◆ **TO DO**: Pull every line with the word "ylabel" out of the entries below.

◆ **WORKING DATA**:
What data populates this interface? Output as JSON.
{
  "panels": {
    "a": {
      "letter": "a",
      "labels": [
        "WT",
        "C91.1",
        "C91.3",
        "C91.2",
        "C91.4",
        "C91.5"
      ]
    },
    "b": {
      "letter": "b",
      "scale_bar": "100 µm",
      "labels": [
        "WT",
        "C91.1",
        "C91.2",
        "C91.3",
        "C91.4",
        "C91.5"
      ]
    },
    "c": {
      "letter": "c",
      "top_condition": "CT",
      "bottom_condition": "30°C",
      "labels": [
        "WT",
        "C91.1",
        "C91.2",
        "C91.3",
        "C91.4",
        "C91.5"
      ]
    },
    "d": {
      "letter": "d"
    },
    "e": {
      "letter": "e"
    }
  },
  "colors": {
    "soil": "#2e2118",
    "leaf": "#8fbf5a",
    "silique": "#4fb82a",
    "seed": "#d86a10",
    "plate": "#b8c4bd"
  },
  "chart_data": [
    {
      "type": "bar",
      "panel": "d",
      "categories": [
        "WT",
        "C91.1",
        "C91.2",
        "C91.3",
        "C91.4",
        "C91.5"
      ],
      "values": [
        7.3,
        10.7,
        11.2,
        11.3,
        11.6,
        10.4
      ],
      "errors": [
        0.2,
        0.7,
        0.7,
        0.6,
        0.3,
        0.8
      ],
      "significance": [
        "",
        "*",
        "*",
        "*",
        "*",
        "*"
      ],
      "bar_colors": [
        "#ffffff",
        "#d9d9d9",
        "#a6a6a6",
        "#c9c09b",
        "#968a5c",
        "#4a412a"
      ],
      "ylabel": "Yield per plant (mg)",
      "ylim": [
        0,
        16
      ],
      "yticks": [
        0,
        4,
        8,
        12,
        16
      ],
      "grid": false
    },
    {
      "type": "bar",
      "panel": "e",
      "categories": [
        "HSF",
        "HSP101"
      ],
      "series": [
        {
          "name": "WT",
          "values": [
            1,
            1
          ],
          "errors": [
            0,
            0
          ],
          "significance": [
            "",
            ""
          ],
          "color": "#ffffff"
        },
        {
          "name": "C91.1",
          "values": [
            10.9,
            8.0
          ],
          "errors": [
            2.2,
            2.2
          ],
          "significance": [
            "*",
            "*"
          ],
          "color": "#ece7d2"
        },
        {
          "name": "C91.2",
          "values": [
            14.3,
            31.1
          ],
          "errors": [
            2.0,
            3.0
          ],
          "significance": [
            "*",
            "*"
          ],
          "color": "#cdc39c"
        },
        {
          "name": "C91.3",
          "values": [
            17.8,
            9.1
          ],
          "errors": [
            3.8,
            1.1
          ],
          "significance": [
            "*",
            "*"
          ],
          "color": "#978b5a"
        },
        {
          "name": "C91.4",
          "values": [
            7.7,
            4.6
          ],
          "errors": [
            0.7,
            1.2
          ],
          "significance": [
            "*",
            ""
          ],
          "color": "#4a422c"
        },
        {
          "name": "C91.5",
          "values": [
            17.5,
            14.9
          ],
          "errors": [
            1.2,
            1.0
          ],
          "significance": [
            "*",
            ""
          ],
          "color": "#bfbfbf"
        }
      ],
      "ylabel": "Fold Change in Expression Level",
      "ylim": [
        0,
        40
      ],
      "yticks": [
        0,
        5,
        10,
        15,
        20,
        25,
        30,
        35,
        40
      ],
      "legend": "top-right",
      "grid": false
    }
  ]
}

◆ **ANSWER FOR THIS EXERCISE**:
      "ylabel": "Yield per plant (mg)",
      "ylabel": "Fold Change in Expression Level",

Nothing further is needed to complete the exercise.